Dataset rows:

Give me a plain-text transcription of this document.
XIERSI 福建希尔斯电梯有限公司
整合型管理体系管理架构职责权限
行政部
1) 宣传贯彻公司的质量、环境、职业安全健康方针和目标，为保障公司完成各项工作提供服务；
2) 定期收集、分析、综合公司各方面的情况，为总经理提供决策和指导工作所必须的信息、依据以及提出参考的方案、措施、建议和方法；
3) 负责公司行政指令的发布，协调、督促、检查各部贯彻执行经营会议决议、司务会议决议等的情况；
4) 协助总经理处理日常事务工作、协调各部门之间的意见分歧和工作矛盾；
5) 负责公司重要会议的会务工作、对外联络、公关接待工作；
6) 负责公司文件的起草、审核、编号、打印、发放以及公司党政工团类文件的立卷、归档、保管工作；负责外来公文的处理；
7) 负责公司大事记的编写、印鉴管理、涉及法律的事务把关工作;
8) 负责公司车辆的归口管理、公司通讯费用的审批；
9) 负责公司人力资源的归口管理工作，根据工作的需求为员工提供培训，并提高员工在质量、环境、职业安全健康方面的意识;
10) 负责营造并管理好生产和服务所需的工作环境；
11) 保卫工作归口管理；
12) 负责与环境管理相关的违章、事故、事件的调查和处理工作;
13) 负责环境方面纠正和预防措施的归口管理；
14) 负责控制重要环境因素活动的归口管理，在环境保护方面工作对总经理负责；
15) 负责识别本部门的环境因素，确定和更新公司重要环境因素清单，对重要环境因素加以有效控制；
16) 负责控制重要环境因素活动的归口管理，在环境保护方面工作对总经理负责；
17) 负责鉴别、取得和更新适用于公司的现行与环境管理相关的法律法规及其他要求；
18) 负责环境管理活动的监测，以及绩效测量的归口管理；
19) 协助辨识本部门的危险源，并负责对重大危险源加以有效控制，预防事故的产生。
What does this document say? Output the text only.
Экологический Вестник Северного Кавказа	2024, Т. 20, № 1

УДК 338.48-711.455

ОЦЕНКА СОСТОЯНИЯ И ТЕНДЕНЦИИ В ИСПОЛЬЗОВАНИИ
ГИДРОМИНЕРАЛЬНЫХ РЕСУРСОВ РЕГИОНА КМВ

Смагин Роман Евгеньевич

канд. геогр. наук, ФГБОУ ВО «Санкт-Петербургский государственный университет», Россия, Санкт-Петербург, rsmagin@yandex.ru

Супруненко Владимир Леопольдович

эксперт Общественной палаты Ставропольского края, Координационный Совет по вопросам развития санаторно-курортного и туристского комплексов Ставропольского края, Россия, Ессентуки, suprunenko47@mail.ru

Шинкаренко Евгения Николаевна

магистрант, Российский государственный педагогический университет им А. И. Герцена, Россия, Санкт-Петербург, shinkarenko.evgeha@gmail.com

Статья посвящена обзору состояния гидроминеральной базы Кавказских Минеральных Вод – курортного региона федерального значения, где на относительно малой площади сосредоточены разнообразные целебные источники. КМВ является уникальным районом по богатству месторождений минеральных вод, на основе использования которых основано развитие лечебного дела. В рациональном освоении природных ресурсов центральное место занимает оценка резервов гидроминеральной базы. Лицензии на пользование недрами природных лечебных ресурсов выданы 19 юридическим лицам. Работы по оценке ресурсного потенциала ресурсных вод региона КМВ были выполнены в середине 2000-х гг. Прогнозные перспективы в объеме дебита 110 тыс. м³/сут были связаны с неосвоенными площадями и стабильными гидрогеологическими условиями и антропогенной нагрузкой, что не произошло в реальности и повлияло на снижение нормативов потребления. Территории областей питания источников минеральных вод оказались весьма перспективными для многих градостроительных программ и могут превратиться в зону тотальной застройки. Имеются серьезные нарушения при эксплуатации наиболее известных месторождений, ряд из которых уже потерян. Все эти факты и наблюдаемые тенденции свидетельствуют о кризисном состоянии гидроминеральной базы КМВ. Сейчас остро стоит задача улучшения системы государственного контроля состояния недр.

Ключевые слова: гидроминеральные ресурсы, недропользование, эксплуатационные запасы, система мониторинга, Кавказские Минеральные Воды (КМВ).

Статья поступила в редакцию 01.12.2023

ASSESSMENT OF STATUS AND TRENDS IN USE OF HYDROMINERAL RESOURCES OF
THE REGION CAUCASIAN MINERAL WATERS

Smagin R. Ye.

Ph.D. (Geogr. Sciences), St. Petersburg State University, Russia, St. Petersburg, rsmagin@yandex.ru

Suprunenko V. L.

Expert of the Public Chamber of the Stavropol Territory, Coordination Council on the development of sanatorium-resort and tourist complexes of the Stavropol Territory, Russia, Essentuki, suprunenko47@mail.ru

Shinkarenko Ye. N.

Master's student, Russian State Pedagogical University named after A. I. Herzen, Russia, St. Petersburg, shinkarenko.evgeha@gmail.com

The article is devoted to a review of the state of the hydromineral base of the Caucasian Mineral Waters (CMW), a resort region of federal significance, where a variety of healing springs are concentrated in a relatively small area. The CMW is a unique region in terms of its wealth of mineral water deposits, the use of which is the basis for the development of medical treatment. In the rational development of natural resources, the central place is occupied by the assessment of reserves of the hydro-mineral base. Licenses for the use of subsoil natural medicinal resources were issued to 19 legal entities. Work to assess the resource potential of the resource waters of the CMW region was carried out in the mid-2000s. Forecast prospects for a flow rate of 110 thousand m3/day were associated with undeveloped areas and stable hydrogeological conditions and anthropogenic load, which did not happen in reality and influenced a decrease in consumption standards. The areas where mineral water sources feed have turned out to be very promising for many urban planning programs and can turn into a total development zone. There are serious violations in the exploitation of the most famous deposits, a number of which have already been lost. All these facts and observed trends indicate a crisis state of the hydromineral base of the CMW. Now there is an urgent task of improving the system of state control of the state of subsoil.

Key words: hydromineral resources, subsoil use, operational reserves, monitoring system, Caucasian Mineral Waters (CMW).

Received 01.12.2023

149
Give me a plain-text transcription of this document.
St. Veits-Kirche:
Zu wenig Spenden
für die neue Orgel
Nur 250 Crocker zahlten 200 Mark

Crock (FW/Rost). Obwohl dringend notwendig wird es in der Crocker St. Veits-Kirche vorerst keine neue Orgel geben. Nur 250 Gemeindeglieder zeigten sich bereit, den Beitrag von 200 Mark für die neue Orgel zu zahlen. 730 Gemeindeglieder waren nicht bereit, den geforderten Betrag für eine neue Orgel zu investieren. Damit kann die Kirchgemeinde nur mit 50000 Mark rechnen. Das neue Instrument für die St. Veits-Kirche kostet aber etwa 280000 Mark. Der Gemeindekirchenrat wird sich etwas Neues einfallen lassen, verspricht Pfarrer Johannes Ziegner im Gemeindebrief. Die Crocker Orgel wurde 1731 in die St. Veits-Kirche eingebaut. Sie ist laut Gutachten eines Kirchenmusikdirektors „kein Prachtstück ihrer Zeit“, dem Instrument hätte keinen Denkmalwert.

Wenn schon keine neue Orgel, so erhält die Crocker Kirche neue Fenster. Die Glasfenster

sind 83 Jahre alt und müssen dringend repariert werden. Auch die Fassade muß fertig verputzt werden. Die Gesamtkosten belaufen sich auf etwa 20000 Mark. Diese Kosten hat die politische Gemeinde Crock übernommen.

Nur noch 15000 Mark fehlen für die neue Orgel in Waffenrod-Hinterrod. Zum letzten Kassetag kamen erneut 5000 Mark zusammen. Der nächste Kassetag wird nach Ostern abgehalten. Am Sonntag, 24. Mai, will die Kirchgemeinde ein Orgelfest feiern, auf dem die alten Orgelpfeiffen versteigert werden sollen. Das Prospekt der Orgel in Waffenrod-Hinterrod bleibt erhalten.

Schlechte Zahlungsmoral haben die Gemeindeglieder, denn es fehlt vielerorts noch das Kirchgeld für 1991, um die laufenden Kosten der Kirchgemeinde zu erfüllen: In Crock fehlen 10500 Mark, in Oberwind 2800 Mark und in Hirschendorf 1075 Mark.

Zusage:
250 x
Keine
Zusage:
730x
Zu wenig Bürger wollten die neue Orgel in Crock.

Exercise aim: Scan the material above. Copy each line where "University" occurs.

Result for this exercise:
Ph.D. (Geogr. Sciences), St. Petersburg State University, Russia, St. Petersburg, rsmagin@yandex.ru
Master's student, Russian State Pedagogical University named after A. I. Herzen, Russia, St. Petersburg, shinkarenko.evgeha@gmail.com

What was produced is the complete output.